▶ **Supplied records**:
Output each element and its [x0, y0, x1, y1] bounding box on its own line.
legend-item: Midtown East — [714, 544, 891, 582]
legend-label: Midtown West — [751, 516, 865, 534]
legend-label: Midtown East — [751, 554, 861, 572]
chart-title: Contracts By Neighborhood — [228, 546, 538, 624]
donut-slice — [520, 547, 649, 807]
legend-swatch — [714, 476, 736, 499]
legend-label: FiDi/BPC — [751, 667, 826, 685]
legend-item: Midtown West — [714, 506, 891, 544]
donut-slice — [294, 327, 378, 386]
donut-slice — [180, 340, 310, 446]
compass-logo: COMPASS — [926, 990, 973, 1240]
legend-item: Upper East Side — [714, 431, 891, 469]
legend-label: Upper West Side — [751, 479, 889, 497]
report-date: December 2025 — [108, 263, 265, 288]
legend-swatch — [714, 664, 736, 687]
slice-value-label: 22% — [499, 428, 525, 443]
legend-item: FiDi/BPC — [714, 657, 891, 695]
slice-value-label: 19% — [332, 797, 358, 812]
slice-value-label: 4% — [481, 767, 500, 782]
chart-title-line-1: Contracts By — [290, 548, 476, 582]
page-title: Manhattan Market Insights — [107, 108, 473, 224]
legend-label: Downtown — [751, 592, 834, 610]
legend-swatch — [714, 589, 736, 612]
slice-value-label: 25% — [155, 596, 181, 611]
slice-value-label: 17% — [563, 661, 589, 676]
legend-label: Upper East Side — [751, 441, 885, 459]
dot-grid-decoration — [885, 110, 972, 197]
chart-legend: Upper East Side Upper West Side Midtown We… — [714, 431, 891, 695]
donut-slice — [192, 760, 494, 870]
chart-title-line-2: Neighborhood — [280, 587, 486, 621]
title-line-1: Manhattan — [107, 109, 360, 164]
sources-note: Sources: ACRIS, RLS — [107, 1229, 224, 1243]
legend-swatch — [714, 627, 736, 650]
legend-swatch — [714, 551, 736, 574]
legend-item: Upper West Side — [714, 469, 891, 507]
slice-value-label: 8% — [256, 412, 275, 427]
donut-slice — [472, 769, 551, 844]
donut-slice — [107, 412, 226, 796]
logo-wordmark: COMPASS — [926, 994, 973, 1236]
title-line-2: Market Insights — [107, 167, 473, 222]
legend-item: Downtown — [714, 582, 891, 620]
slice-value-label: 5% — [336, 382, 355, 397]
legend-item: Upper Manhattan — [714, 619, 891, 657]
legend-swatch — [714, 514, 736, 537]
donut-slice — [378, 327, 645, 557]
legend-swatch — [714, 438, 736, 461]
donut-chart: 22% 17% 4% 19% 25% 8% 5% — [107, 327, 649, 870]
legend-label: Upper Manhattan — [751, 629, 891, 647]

▶ **What is expected**: Transcribe every line of the material above verbatim.

▶ **Solution below**:
Output each element and its [x0, y0, x1, y1] bounding box on its own line.
legend-item: Midtown East — [714, 544, 891, 582]
legend-label: Midtown West — [751, 516, 865, 534]
legend-label: Midtown East — [751, 554, 861, 572]
chart-title: Contracts By Neighborhood — [228, 546, 538, 624]
donut-slice — [520, 547, 649, 807]
legend-swatch — [714, 476, 736, 499]
legend-label: FiDi/BPC — [751, 667, 826, 685]
legend-item: Midtown West — [714, 506, 891, 544]
donut-slice — [294, 327, 378, 386]
donut-slice — [180, 340, 310, 446]
compass-logo: COMPASS — [926, 990, 973, 1240]
legend-item: Upper East Side — [714, 431, 891, 469]
legend-label: Upper West Side — [751, 479, 889, 497]
report-date: December 2025 — [108, 263, 265, 288]
legend-swatch — [714, 664, 736, 687]
slice-value-label: 22% — [499, 428, 525, 443]
legend-item: FiDi/BPC — [714, 657, 891, 695]
slice-value-label: 19% — [332, 797, 358, 812]
slice-value-label: 4% — [481, 767, 500, 782]
chart-title-line-1: Contracts By — [290, 548, 476, 582]
page-title: Manhattan Market Insights — [107, 108, 473, 224]
legend-label: Downtown — [751, 592, 834, 610]
legend-swatch — [714, 589, 736, 612]
slice-value-label: 25% — [155, 596, 181, 611]
slice-value-label: 17% — [563, 661, 589, 676]
legend-label: Upper East Side — [751, 441, 885, 459]
dot-grid-decoration — [885, 110, 972, 197]
chart-legend: Upper East Side Upper West Side Midtown We… — [714, 431, 891, 695]
donut-slice — [192, 760, 494, 870]
chart-title-line-2: Neighborhood — [280, 587, 486, 621]
title-line-1: Manhattan — [107, 109, 360, 164]
sources-note: Sources: ACRIS, RLS — [107, 1229, 224, 1243]
legend-swatch — [714, 627, 736, 650]
legend-swatch — [714, 551, 736, 574]
legend-item: Upper West Side — [714, 469, 891, 507]
slice-value-label: 8% — [256, 412, 275, 427]
donut-slice — [472, 769, 551, 844]
donut-slice — [107, 412, 226, 796]
logo-wordmark: COMPASS — [926, 994, 973, 1236]
title-line-2: Market Insights — [107, 167, 473, 222]
legend-item: Downtown — [714, 582, 891, 620]
slice-value-label: 5% — [336, 382, 355, 397]
legend-item: Upper Manhattan — [714, 619, 891, 657]
legend-swatch — [714, 514, 736, 537]
donut-slice — [378, 327, 645, 557]
legend-swatch — [714, 438, 736, 461]
donut-chart: 22% 17% 4% 19% 25% 8% 5% — [107, 327, 649, 870]
legend-label: Upper Manhattan — [751, 629, 891, 647]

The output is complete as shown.